<<<<

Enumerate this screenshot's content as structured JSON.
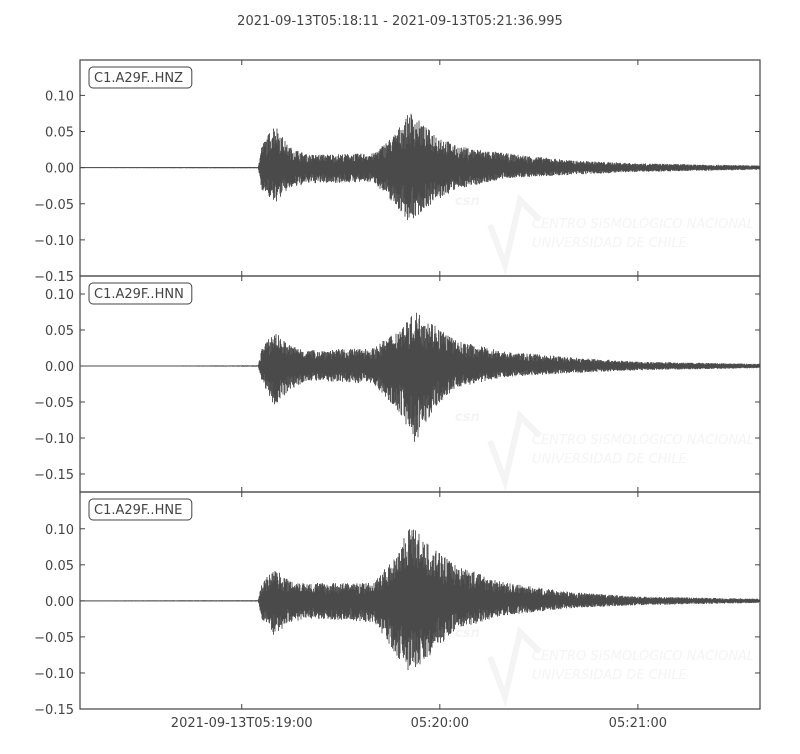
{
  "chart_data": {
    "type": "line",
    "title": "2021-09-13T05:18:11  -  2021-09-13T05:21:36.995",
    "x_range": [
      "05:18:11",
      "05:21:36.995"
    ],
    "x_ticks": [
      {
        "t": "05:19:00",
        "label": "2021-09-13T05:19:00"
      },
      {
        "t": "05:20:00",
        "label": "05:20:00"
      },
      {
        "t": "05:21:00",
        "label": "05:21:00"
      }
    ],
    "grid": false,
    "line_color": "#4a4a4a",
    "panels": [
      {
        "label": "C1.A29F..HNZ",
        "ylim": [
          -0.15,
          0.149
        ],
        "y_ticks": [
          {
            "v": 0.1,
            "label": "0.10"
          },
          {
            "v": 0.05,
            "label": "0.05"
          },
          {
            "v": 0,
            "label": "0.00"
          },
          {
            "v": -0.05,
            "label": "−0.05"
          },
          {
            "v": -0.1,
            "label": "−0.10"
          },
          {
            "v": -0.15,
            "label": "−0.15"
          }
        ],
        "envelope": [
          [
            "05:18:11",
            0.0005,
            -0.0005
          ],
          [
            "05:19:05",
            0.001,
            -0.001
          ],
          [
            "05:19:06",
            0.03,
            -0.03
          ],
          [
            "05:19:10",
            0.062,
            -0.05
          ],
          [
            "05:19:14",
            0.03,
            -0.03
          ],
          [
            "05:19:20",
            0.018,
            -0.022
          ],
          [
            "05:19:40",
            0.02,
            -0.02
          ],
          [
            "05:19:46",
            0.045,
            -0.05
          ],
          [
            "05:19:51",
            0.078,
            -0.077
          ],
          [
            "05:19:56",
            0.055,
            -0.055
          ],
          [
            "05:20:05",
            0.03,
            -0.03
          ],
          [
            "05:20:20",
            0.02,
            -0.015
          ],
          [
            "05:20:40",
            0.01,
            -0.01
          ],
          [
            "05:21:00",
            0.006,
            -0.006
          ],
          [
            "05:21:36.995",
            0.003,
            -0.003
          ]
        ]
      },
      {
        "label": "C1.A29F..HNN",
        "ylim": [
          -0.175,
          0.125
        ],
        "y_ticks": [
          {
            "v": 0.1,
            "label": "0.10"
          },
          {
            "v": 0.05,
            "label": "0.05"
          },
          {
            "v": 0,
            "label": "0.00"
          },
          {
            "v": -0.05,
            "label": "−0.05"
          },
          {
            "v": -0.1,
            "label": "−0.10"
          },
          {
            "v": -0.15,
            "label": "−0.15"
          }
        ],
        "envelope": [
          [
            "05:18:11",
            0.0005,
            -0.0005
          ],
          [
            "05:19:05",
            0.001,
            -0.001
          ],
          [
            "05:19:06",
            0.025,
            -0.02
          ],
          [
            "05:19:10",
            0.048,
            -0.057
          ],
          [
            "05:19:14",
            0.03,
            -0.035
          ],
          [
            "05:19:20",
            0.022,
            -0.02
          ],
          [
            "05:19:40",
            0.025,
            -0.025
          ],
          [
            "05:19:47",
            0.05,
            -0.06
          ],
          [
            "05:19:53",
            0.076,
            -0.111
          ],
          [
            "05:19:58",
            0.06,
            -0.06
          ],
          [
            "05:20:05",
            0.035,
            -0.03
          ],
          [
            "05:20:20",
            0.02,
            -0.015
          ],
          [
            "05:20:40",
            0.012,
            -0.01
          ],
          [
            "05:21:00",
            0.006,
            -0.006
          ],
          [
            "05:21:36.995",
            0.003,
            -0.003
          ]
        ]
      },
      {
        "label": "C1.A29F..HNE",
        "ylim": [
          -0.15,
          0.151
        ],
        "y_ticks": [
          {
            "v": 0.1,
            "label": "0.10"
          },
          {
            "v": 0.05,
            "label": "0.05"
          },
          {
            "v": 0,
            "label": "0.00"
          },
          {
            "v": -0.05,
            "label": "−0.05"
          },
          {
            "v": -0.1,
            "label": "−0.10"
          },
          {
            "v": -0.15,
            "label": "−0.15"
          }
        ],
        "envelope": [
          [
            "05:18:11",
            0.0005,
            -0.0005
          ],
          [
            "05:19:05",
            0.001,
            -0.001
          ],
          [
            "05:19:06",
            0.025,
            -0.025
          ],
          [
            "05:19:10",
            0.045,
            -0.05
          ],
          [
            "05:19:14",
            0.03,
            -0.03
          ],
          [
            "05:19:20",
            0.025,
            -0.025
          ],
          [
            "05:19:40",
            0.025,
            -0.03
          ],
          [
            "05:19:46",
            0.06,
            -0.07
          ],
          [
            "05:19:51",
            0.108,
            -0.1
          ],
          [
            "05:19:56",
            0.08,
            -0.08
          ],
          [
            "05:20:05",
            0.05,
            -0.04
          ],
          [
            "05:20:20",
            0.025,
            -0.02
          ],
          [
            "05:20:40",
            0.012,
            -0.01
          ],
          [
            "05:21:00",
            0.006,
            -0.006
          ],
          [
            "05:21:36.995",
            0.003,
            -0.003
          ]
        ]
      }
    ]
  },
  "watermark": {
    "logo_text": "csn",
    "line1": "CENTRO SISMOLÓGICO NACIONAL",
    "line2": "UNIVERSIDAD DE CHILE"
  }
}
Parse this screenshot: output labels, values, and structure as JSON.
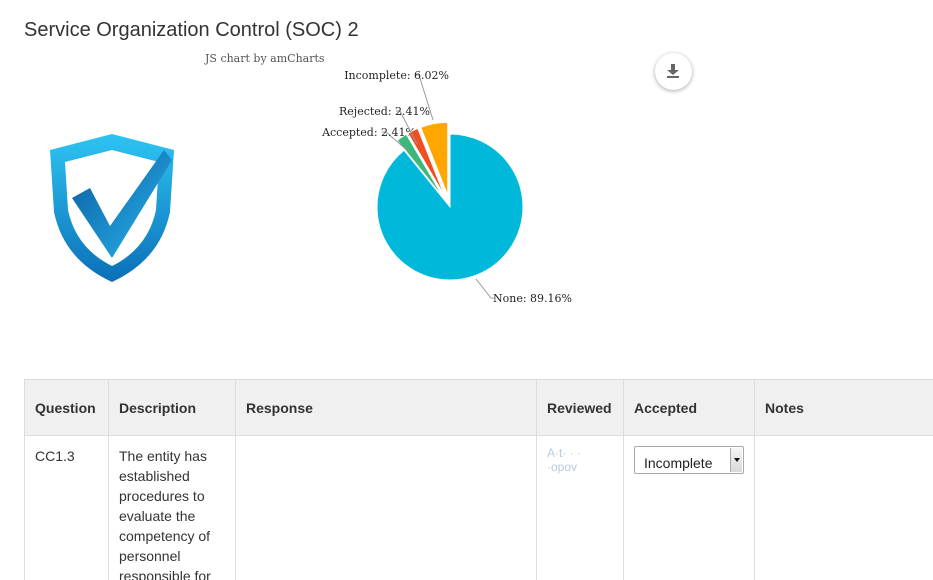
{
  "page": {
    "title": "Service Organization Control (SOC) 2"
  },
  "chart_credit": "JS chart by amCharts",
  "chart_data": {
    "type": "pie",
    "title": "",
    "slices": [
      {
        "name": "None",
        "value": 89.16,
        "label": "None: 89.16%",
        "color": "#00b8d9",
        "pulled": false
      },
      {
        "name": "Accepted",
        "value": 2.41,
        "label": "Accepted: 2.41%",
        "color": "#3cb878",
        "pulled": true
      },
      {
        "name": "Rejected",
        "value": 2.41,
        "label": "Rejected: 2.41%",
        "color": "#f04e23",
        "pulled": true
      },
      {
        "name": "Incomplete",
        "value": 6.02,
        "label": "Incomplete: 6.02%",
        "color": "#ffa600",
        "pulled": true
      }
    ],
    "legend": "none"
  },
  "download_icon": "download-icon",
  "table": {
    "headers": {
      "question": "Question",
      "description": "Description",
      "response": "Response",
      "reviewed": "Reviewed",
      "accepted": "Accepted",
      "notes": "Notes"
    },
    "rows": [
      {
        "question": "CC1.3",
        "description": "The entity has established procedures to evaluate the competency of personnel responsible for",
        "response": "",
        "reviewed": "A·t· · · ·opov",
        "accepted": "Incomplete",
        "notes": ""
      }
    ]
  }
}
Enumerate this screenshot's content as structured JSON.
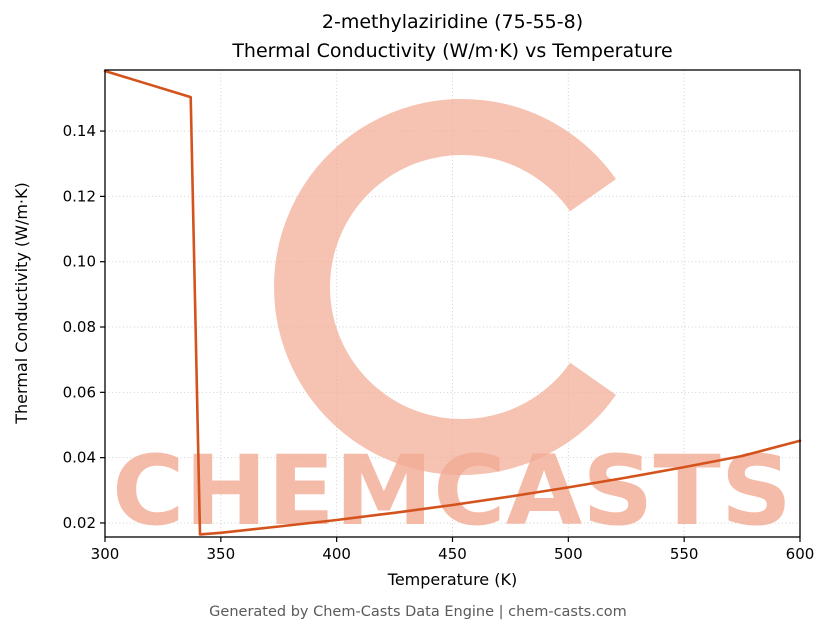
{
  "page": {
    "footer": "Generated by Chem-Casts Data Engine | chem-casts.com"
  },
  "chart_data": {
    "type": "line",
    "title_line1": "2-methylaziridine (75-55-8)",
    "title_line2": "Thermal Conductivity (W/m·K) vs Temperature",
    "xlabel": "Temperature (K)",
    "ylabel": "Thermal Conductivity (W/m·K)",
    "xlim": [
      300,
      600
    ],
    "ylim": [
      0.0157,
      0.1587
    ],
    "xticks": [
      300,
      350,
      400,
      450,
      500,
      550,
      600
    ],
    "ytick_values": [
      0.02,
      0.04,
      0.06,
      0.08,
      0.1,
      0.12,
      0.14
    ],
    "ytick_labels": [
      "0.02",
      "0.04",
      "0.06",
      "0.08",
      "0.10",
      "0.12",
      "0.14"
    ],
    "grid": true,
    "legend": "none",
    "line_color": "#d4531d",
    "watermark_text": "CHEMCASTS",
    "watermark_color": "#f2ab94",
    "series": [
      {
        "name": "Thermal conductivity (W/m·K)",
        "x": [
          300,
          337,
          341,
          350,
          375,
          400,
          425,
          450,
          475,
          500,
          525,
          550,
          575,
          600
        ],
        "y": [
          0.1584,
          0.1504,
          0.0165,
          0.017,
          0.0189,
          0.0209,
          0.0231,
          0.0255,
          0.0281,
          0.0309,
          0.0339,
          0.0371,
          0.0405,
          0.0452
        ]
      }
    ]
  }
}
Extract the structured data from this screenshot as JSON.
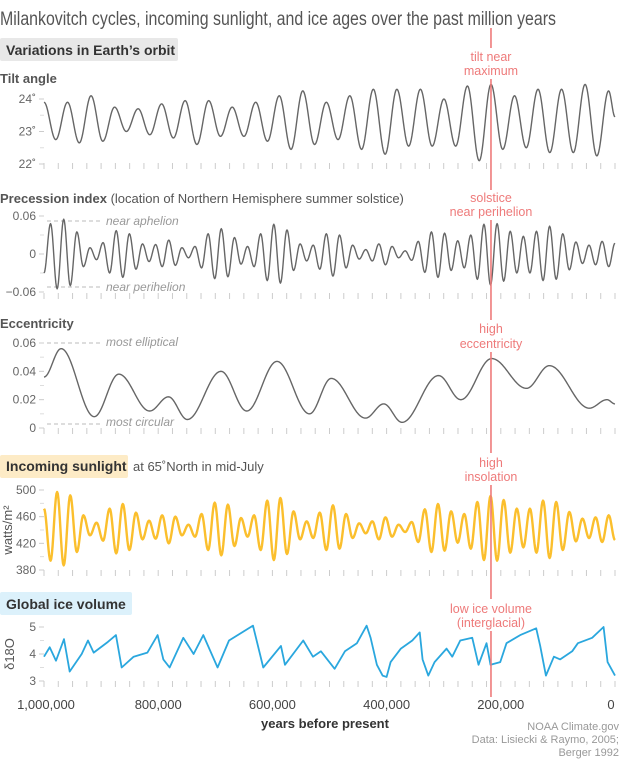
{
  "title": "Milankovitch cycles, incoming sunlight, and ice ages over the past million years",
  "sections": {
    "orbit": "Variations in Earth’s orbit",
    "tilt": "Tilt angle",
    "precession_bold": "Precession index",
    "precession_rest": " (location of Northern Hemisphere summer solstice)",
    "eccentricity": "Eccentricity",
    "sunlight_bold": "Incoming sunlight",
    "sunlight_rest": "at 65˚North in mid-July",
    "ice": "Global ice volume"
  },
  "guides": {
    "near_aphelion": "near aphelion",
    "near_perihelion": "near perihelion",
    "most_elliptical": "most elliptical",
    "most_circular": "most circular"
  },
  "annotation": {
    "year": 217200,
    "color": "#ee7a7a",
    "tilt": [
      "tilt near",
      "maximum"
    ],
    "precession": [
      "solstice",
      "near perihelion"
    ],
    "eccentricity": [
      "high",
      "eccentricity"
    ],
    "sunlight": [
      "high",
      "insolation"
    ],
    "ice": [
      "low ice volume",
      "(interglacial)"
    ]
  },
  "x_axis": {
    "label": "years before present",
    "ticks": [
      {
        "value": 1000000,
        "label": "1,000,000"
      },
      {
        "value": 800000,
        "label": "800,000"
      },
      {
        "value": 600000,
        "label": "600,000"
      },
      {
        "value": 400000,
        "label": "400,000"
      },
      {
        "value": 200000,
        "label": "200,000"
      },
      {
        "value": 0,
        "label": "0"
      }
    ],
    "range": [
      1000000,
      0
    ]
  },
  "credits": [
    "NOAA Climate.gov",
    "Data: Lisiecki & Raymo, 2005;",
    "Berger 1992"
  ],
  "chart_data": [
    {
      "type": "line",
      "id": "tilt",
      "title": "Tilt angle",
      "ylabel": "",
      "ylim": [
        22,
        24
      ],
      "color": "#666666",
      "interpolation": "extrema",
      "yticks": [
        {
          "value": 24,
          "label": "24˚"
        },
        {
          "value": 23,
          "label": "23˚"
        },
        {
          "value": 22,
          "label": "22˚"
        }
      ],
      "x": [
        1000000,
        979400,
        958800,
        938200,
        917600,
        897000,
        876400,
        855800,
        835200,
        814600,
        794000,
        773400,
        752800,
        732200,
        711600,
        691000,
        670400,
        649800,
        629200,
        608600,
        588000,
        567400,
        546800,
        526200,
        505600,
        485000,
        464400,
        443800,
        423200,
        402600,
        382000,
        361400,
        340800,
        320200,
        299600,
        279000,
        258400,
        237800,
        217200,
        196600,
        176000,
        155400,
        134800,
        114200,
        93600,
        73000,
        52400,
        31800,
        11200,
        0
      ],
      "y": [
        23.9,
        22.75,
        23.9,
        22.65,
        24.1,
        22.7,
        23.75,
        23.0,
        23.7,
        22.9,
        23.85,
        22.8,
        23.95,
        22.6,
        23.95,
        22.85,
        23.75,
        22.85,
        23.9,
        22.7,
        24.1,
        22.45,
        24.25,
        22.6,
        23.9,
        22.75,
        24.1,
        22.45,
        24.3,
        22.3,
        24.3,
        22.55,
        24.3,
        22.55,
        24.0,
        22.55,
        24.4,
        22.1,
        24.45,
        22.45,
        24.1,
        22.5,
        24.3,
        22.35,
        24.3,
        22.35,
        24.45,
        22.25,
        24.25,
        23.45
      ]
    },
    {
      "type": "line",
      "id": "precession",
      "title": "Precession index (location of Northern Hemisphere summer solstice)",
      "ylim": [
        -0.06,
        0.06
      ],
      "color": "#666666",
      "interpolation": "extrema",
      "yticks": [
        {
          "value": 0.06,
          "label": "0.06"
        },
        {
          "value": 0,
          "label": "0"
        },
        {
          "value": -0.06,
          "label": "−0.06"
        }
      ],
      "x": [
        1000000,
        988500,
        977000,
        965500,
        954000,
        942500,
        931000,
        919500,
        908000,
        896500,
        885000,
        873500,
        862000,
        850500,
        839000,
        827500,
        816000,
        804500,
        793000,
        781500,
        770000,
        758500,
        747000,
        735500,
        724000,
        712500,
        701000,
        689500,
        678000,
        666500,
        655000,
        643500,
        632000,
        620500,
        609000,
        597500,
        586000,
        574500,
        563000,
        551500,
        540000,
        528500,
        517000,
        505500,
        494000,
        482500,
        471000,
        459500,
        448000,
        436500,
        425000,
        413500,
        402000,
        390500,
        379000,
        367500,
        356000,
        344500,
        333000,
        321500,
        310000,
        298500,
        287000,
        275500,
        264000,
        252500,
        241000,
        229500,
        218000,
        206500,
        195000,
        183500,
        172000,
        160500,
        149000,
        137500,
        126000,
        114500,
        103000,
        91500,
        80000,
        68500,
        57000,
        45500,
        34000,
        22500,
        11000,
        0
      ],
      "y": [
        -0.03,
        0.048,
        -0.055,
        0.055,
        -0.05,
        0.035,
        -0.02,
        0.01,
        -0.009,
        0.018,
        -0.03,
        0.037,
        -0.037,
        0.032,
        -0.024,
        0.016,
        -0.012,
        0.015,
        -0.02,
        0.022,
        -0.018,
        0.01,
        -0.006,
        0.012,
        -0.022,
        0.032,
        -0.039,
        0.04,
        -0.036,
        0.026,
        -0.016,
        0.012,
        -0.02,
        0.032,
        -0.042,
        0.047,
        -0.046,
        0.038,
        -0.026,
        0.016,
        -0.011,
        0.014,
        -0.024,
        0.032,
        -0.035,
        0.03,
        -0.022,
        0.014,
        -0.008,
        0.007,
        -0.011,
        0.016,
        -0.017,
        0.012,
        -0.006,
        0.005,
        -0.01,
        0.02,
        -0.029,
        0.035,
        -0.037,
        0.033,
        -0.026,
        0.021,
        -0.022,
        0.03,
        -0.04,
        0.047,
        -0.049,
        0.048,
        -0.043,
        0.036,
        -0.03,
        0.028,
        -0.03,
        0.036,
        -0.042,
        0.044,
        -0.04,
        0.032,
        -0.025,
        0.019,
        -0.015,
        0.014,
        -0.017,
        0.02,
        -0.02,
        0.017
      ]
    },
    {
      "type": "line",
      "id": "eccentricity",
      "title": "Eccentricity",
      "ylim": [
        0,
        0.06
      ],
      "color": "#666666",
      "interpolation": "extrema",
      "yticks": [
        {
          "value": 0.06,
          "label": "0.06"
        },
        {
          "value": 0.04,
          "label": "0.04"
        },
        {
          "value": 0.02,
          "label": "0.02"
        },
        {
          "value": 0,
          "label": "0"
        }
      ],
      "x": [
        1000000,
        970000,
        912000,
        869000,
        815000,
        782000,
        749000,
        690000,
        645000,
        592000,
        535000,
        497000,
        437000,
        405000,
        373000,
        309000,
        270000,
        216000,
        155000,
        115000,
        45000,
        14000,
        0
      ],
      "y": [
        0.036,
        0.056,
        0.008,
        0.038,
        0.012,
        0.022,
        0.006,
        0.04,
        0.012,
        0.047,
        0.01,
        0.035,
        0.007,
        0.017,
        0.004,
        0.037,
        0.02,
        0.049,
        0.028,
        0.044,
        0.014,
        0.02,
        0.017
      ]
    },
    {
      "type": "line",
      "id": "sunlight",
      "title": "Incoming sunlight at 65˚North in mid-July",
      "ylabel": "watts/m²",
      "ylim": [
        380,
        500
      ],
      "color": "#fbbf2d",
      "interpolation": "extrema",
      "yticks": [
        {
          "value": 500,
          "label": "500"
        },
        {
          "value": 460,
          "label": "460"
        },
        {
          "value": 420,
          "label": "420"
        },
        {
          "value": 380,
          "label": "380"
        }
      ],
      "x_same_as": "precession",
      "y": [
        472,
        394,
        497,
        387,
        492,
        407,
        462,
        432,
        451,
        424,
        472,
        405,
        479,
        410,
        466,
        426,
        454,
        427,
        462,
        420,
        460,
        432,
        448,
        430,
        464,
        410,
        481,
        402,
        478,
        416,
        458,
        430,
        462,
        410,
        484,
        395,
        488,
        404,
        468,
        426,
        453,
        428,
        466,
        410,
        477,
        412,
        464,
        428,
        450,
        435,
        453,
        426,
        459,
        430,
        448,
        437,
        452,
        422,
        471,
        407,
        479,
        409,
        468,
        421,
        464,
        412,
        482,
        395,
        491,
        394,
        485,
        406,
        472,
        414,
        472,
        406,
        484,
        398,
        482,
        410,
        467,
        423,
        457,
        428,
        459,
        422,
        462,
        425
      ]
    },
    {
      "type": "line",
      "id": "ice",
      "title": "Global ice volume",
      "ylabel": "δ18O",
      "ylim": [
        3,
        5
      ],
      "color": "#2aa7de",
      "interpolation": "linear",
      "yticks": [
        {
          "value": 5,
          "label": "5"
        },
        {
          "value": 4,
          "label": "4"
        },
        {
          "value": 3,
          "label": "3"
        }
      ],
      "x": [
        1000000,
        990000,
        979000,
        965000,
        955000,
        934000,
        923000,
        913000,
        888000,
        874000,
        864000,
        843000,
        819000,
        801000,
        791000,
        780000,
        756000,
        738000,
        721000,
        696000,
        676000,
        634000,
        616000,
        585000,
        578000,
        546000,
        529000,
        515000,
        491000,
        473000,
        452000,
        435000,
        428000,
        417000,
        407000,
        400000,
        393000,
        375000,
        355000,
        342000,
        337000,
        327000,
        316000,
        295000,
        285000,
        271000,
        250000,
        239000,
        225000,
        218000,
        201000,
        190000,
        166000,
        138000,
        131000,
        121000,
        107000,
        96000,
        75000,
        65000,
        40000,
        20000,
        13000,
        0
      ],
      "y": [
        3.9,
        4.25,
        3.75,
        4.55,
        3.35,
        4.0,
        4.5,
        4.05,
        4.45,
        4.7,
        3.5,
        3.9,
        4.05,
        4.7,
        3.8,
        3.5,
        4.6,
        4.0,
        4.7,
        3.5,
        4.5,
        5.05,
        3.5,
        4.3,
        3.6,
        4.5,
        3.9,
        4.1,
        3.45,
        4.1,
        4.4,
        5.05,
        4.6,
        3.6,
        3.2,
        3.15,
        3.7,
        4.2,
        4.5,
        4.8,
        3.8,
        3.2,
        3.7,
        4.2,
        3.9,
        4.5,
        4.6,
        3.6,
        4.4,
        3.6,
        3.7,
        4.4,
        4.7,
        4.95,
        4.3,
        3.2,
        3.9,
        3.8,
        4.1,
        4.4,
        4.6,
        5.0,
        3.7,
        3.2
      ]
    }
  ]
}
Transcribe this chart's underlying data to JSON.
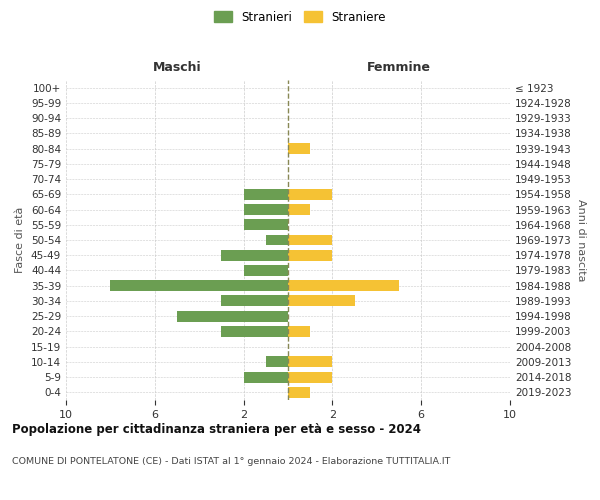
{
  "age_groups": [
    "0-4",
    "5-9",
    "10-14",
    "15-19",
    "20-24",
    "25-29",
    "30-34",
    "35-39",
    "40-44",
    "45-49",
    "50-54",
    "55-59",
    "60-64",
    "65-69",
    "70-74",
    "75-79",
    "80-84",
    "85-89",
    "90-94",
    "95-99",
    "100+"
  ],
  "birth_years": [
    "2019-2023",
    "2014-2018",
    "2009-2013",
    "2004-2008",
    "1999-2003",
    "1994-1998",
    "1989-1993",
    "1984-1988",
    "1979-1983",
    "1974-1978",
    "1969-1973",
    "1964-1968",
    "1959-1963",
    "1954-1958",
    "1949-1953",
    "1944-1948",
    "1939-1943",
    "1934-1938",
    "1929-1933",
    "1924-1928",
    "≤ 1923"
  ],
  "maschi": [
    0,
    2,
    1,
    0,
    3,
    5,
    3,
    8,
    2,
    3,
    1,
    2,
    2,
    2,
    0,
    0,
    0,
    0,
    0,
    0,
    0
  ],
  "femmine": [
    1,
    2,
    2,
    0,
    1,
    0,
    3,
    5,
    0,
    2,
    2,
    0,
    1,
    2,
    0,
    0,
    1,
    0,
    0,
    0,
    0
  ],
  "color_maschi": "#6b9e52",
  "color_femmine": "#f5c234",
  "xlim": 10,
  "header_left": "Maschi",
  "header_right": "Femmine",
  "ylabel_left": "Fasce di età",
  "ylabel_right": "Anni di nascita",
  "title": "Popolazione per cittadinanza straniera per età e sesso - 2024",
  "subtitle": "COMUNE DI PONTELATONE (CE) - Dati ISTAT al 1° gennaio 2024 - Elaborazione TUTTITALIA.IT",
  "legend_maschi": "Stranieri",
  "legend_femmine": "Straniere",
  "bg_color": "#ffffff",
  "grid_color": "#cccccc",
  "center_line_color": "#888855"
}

>>>>

REQUIRED TASK: Search the data above for the string "description" and copy each line that has it.

OUTPUT OF THE TASK:
      "description": "Description",
        "description": "The entity has established procedures to evaluate the competency of personnel responsible for",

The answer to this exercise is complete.